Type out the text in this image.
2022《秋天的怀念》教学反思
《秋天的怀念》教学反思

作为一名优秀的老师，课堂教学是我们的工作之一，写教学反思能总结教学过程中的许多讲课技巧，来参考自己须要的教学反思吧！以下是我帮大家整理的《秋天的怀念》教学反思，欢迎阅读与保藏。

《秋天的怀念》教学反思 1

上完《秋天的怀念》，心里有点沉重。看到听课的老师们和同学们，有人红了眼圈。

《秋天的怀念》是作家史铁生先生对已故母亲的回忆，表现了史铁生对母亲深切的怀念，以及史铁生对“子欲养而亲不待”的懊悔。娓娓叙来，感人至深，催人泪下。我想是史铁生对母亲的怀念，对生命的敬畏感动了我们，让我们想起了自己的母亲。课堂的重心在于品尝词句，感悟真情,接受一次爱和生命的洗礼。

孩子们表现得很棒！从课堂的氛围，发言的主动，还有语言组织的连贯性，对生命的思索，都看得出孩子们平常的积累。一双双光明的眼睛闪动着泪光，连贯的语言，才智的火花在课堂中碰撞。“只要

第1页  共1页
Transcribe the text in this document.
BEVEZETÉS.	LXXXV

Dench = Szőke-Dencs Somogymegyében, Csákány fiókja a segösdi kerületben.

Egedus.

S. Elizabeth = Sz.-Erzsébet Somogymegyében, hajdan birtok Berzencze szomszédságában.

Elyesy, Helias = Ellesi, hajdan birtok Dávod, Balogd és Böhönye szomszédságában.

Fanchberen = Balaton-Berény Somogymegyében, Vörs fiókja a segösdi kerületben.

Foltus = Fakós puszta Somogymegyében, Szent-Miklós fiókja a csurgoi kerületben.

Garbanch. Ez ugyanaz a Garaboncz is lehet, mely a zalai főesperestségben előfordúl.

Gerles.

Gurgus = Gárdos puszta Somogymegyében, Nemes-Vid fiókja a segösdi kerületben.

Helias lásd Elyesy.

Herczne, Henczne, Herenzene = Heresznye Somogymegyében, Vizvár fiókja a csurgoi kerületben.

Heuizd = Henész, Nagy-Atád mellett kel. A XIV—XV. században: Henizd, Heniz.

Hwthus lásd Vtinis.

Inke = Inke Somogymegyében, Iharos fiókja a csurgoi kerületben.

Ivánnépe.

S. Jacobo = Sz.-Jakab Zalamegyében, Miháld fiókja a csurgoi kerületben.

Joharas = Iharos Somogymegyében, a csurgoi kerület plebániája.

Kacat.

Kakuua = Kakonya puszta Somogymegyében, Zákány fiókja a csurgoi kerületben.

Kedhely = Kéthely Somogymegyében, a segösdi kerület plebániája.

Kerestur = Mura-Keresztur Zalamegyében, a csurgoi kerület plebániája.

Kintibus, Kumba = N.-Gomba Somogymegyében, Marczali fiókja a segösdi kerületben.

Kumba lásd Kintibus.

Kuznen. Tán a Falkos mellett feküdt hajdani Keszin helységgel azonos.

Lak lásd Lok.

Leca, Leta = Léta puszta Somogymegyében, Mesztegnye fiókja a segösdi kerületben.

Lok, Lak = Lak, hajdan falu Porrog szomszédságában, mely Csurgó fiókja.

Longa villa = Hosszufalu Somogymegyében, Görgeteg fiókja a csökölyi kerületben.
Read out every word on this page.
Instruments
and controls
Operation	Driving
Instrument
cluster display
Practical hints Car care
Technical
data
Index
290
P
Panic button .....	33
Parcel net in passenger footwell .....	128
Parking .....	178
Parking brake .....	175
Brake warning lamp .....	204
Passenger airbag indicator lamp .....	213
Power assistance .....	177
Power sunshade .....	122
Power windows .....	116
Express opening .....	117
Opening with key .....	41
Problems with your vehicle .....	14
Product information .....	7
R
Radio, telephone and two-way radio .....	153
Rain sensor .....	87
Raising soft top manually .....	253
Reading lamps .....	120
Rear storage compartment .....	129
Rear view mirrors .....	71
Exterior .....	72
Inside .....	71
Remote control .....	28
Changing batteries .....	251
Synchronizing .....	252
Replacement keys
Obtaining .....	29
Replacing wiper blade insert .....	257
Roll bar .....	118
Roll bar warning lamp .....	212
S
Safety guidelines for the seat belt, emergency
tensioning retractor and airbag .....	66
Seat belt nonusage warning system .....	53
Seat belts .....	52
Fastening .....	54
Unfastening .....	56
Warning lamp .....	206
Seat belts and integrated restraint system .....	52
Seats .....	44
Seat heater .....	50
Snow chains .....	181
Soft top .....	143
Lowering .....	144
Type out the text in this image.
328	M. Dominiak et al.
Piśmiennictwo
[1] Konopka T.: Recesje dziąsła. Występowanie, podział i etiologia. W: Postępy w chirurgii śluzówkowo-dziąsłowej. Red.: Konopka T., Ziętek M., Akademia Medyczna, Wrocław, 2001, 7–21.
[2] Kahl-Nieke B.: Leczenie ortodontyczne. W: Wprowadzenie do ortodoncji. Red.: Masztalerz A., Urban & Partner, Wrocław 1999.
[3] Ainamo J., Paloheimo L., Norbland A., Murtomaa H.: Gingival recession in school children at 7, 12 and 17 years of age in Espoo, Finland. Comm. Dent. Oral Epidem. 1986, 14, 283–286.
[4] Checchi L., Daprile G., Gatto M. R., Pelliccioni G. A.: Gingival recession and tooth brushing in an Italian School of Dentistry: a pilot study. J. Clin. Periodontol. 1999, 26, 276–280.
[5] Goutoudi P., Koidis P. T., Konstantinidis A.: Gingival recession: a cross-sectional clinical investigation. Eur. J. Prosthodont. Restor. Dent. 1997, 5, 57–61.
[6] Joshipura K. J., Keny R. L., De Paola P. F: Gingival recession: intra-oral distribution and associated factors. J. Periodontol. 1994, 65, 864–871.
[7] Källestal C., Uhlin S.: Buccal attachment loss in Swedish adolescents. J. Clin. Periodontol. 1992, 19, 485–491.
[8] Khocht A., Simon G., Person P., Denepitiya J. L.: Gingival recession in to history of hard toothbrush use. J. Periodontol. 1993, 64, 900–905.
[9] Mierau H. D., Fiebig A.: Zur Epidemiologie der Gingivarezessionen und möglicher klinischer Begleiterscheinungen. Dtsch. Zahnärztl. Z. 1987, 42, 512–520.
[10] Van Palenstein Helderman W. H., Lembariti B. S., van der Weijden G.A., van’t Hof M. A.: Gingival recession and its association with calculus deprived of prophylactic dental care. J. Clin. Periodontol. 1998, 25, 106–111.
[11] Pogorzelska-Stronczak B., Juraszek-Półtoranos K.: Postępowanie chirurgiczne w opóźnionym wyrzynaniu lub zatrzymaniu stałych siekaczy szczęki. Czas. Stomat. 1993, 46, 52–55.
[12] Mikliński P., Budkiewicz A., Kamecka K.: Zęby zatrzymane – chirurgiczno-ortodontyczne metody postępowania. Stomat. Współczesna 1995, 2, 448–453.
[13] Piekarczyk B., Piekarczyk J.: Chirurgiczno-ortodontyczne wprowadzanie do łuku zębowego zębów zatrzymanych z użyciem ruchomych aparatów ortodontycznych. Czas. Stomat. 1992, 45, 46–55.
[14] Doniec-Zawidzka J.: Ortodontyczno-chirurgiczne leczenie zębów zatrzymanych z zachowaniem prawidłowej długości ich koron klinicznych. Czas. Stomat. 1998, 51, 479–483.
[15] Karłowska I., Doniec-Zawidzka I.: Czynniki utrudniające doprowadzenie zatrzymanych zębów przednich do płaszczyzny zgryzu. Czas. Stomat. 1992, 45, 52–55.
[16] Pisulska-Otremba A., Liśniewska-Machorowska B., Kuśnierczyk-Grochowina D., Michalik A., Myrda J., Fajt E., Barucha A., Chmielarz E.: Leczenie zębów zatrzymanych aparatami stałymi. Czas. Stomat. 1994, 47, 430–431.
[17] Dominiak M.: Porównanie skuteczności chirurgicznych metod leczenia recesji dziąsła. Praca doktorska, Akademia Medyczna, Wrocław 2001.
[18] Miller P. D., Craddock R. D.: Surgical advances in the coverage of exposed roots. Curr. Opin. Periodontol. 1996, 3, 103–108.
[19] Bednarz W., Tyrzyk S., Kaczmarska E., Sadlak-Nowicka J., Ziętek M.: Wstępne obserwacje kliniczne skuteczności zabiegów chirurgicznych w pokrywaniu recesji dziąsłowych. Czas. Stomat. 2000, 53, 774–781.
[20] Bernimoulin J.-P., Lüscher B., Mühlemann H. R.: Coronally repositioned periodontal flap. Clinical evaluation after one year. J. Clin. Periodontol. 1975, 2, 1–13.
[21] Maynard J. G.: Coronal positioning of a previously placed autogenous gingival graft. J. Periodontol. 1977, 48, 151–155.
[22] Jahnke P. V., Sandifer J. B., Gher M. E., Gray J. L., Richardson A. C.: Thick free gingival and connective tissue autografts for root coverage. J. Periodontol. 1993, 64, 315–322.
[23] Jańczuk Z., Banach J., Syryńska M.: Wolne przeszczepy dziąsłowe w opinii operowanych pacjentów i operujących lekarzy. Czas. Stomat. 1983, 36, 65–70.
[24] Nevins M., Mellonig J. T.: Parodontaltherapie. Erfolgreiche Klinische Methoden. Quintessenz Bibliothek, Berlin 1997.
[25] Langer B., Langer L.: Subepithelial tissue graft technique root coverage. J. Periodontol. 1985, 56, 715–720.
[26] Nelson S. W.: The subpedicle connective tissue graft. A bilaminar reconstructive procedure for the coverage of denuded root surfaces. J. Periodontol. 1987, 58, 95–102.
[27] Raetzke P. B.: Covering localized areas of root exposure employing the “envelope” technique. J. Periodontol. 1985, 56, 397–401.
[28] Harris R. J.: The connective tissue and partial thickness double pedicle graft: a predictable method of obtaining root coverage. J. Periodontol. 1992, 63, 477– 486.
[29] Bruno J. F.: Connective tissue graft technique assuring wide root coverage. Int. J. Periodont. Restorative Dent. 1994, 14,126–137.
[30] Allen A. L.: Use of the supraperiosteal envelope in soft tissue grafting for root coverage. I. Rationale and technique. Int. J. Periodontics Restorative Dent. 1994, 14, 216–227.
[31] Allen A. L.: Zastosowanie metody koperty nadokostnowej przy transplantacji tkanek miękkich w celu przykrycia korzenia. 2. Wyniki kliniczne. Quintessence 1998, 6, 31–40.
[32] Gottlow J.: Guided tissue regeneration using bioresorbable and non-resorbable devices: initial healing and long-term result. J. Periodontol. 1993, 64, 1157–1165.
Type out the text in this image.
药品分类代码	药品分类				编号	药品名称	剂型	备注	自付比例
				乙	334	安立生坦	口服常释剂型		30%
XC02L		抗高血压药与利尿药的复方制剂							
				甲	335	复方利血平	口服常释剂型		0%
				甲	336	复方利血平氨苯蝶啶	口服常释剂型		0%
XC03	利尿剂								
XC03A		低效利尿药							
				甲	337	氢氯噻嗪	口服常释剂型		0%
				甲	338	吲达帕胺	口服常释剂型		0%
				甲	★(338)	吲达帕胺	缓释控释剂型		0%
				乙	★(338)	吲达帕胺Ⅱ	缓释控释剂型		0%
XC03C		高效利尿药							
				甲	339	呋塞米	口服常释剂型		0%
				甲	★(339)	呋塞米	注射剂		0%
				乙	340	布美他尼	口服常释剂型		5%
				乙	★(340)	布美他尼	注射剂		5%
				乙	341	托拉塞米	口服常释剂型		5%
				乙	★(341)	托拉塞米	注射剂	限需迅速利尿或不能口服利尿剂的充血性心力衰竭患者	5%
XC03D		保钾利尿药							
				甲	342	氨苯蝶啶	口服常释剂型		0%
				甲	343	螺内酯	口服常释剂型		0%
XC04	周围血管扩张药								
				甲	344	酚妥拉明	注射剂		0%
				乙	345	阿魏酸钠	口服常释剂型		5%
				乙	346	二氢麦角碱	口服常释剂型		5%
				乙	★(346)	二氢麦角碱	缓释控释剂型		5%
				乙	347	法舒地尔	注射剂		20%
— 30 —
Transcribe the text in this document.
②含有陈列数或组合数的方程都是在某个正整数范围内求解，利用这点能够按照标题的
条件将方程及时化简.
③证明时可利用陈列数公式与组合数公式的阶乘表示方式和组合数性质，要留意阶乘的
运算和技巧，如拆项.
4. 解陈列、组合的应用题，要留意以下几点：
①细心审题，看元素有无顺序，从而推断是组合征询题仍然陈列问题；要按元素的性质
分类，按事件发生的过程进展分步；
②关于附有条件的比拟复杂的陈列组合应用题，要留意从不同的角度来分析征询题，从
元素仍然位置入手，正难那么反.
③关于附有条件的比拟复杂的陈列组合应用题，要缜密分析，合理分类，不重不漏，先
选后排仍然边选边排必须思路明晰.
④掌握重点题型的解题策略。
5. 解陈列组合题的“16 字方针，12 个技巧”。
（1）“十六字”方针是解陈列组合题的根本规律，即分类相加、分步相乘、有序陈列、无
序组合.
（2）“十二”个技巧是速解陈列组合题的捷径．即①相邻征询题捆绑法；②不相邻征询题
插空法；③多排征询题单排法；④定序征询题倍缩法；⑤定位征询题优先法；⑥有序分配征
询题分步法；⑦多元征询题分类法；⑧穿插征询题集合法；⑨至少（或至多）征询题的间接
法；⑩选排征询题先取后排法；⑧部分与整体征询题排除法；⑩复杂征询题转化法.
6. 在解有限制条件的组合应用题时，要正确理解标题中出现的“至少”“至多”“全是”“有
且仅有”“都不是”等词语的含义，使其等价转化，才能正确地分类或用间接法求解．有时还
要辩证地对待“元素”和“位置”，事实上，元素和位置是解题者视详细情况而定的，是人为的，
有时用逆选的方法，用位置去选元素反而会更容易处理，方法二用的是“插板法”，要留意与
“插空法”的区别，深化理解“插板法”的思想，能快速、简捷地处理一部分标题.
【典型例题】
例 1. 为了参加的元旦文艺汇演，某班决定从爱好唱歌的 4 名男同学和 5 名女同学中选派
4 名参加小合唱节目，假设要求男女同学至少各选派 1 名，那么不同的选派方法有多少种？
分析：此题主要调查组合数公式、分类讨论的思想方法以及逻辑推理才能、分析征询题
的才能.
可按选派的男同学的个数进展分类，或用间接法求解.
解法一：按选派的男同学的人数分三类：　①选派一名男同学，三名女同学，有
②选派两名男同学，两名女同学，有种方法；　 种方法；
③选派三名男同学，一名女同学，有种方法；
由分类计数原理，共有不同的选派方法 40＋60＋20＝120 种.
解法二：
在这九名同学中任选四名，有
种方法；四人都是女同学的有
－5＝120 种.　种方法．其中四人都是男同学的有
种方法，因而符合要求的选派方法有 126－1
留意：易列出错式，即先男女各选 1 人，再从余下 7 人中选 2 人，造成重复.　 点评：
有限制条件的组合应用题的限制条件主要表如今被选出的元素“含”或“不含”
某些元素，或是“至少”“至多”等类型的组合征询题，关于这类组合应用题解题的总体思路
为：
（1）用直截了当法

--- --- ---

> **Exercise objective**:
Check every line of the data, and copy the ones that contain "托拉塞米".

> **Output**:
				乙	341	托拉塞米	口服常释剂型		5%
				乙	★(341)	托拉塞米	注射剂	限需迅速利尿或不能口服利尿剂的充血性心力衰竭患者	5%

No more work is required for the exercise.